AIM. Print every line verbatim, from the start of the records down to and including the line that contains "bar: [1020, 732, 1509, 765]".

SUPPLIED RECORDS.
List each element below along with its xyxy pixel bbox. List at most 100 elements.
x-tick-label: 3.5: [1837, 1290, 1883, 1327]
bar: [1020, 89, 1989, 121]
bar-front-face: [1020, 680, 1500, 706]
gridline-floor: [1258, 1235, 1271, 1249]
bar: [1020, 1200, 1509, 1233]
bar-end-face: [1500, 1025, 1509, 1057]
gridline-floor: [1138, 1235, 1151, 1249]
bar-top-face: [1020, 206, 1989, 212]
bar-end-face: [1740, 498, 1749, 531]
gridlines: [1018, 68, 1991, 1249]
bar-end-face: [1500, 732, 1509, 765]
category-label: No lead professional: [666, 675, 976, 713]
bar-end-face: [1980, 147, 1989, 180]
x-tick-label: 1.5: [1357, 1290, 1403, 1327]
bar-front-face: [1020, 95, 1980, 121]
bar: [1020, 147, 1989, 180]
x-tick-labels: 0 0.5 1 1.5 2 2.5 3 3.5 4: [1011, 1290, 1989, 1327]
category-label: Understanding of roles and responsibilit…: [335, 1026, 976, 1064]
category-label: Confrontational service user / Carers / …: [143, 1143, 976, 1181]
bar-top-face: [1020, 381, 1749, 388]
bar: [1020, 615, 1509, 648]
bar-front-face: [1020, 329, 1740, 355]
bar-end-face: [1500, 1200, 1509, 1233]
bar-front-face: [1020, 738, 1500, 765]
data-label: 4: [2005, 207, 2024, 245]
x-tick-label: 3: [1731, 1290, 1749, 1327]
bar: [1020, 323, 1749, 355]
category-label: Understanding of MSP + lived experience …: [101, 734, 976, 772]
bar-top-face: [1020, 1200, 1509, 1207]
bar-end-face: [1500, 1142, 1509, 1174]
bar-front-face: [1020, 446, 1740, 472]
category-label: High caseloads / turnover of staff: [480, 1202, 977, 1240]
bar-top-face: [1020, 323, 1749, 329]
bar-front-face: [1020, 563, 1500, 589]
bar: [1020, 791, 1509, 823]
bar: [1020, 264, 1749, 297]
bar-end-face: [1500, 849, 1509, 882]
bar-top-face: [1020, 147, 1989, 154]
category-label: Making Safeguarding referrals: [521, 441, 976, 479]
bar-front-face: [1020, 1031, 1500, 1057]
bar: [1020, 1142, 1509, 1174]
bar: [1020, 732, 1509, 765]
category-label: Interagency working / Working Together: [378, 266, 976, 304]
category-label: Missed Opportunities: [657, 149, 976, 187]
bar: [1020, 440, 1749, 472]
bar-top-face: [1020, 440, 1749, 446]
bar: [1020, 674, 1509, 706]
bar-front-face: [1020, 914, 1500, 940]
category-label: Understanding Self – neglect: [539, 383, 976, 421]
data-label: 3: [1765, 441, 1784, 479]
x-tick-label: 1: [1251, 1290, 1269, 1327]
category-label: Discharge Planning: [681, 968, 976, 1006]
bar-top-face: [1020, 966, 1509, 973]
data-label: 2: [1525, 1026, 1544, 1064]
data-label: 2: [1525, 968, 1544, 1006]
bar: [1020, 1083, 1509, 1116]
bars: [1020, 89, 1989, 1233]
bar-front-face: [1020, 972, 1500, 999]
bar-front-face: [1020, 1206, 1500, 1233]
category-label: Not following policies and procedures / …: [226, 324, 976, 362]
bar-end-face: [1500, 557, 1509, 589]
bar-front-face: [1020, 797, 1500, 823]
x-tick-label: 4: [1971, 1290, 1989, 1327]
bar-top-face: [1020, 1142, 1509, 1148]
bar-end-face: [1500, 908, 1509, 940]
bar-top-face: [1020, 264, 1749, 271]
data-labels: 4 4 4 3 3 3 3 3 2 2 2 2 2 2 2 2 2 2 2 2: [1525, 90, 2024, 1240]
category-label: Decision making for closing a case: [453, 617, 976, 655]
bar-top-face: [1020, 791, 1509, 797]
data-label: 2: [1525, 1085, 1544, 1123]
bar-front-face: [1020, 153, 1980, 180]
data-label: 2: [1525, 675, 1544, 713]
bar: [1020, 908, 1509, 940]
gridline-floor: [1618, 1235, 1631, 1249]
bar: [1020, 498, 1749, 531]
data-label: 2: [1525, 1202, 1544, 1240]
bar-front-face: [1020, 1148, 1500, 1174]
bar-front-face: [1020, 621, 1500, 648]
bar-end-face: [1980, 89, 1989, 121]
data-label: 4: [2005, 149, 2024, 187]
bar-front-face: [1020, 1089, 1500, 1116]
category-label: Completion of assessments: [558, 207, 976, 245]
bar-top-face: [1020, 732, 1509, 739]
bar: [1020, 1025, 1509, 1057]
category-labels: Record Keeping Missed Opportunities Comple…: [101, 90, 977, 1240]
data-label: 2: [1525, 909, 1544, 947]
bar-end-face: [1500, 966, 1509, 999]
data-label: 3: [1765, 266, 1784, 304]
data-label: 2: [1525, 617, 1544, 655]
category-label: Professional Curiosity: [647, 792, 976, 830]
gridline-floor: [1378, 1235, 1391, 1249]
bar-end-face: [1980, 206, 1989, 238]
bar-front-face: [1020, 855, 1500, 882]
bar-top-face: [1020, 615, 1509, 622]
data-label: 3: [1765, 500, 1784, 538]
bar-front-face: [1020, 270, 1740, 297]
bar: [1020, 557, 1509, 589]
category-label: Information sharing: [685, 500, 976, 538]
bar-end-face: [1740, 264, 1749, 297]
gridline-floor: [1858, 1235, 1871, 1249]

THE ANSWER.
List each element below along with its xyxy pixel bbox. List at most 100 elements.
x-tick-label: 3.5: [1837, 1290, 1883, 1327]
bar: [1020, 89, 1989, 121]
bar-front-face: [1020, 680, 1500, 706]
gridline-floor: [1258, 1235, 1271, 1249]
bar: [1020, 1200, 1509, 1233]
bar-end-face: [1500, 1025, 1509, 1057]
gridline-floor: [1138, 1235, 1151, 1249]
bar-top-face: [1020, 206, 1989, 212]
bar-end-face: [1740, 498, 1749, 531]
gridlines: [1018, 68, 1991, 1249]
bar-end-face: [1500, 732, 1509, 765]
category-label: No lead professional: [666, 675, 976, 713]
bar-end-face: [1980, 147, 1989, 180]
x-tick-label: 1.5: [1357, 1290, 1403, 1327]
bar-front-face: [1020, 95, 1980, 121]
bar: [1020, 147, 1989, 180]
x-tick-labels: 0 0.5 1 1.5 2 2.5 3 3.5 4: [1011, 1290, 1989, 1327]
category-label: Understanding of roles and responsibilit…: [335, 1026, 976, 1064]
category-label: Confrontational service user / Carers / …: [143, 1143, 976, 1181]
bar-top-face: [1020, 381, 1749, 388]
bar: [1020, 615, 1509, 648]
bar-front-face: [1020, 329, 1740, 355]
bar-end-face: [1500, 1200, 1509, 1233]
bar-front-face: [1020, 738, 1500, 765]
data-label: 4: [2005, 207, 2024, 245]
x-tick-label: 3: [1731, 1290, 1749, 1327]
bar: [1020, 323, 1749, 355]
category-label: Understanding of MSP + lived experience …: [101, 734, 976, 772]
bar-top-face: [1020, 1200, 1509, 1207]
bar-end-face: [1500, 1142, 1509, 1174]
bar-front-face: [1020, 446, 1740, 472]
category-label: High caseloads / turnover of staff: [480, 1202, 977, 1240]
bar-top-face: [1020, 323, 1749, 329]
bar-front-face: [1020, 563, 1500, 589]
bar: [1020, 791, 1509, 823]
bar: [1020, 264, 1749, 297]
bar-end-face: [1500, 849, 1509, 882]
bar-top-face: [1020, 147, 1989, 154]
category-label: Making Safeguarding referrals: [521, 441, 976, 479]
bar-front-face: [1020, 1031, 1500, 1057]
bar: [1020, 1142, 1509, 1174]
bar: [1020, 732, 1509, 765]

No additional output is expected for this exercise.